**Rows**
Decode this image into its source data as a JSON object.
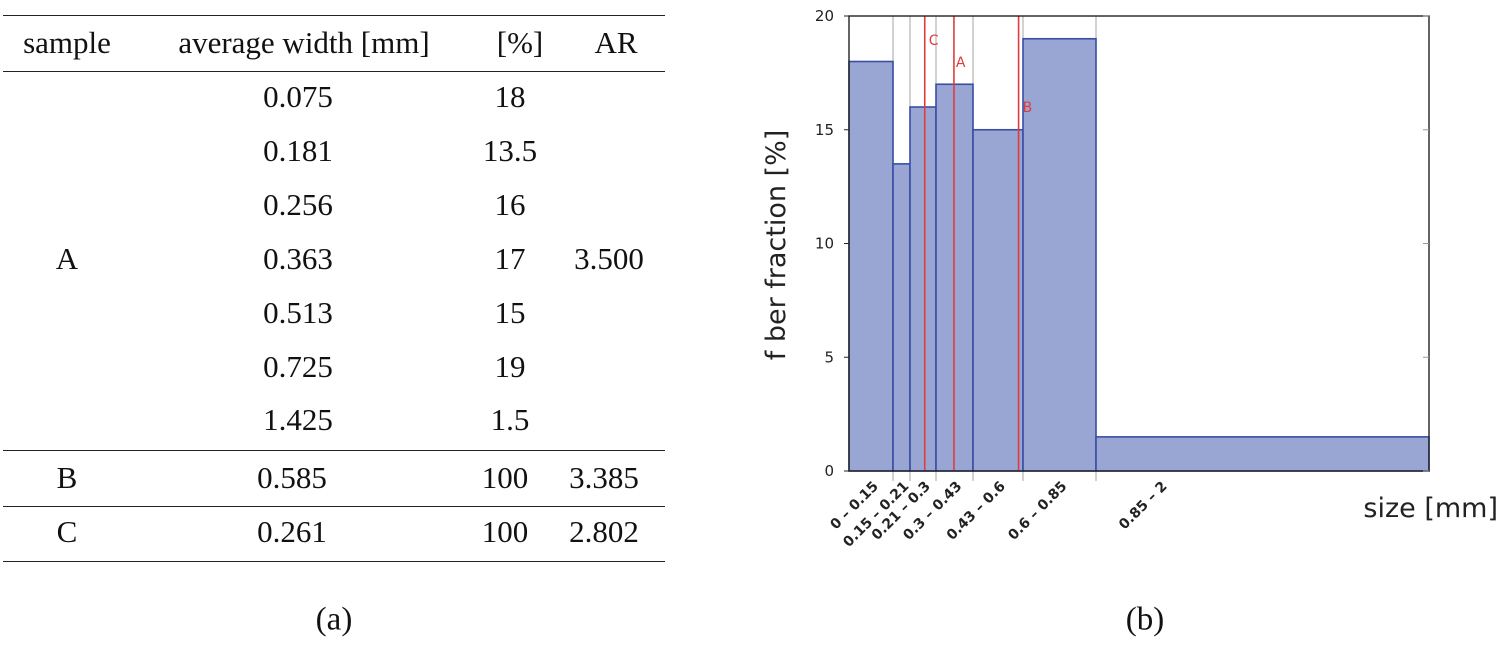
{
  "table": {
    "headers": [
      "sample",
      "average width [mm]",
      "[%]",
      "AR"
    ],
    "group_a": {
      "sample": "A",
      "ar": "3.500",
      "rows": [
        {
          "width": "0.075",
          "pct": "18"
        },
        {
          "width": "0.181",
          "pct": "13.5"
        },
        {
          "width": "0.256",
          "pct": "16"
        },
        {
          "width": "0.363",
          "pct": "17"
        },
        {
          "width": "0.513",
          "pct": "15"
        },
        {
          "width": "0.725",
          "pct": "19"
        },
        {
          "width": "1.425",
          "pct": "1.5"
        }
      ]
    },
    "group_b": {
      "sample": "B",
      "width": "0.585",
      "pct": "100",
      "ar": "3.385"
    },
    "group_c": {
      "sample": "C",
      "width": "0.261",
      "pct": "100",
      "ar": "2.802"
    }
  },
  "captions": {
    "a": "(a)",
    "b": "(b)"
  },
  "colors": {
    "bar_fill": "#99a5d3",
    "bar_edge": "#3a4ea5",
    "marker": "#e03c3c",
    "grid": "#b5b5b5"
  },
  "chart_data": {
    "type": "bar",
    "title": "",
    "xlabel": "size [mm]",
    "ylabel": "f ber fraction [%]",
    "ylim": [
      0,
      20
    ],
    "xlim": [
      0,
      2
    ],
    "yticks": [
      "0",
      "5",
      "10",
      "15",
      "20"
    ],
    "bins": [
      {
        "label": "0 – 0.15",
        "x0": 0,
        "x1": 0.15,
        "value": 18
      },
      {
        "label": "0.15 – 0.21",
        "x0": 0.15,
        "x1": 0.21,
        "value": 13.5
      },
      {
        "label": "0.21 – 0.3",
        "x0": 0.21,
        "x1": 0.3,
        "value": 16
      },
      {
        "label": "0.3 – 0.43",
        "x0": 0.3,
        "x1": 0.43,
        "value": 17
      },
      {
        "label": "0.43 – 0.6",
        "x0": 0.43,
        "x1": 0.6,
        "value": 15
      },
      {
        "label": "0.6 – 0.85",
        "x0": 0.6,
        "x1": 0.85,
        "value": 19
      },
      {
        "label": "0.85 – 2",
        "x0": 0.85,
        "x1": 2,
        "value": 1.5
      }
    ],
    "markers": [
      {
        "label": "C",
        "x": 0.261
      },
      {
        "label": "A",
        "x": 0.363
      },
      {
        "label": "B",
        "x": 0.585
      }
    ]
  }
}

**The request**
Search the lines for the word "width" and report how many contain it, by number only.

**Task solution**
10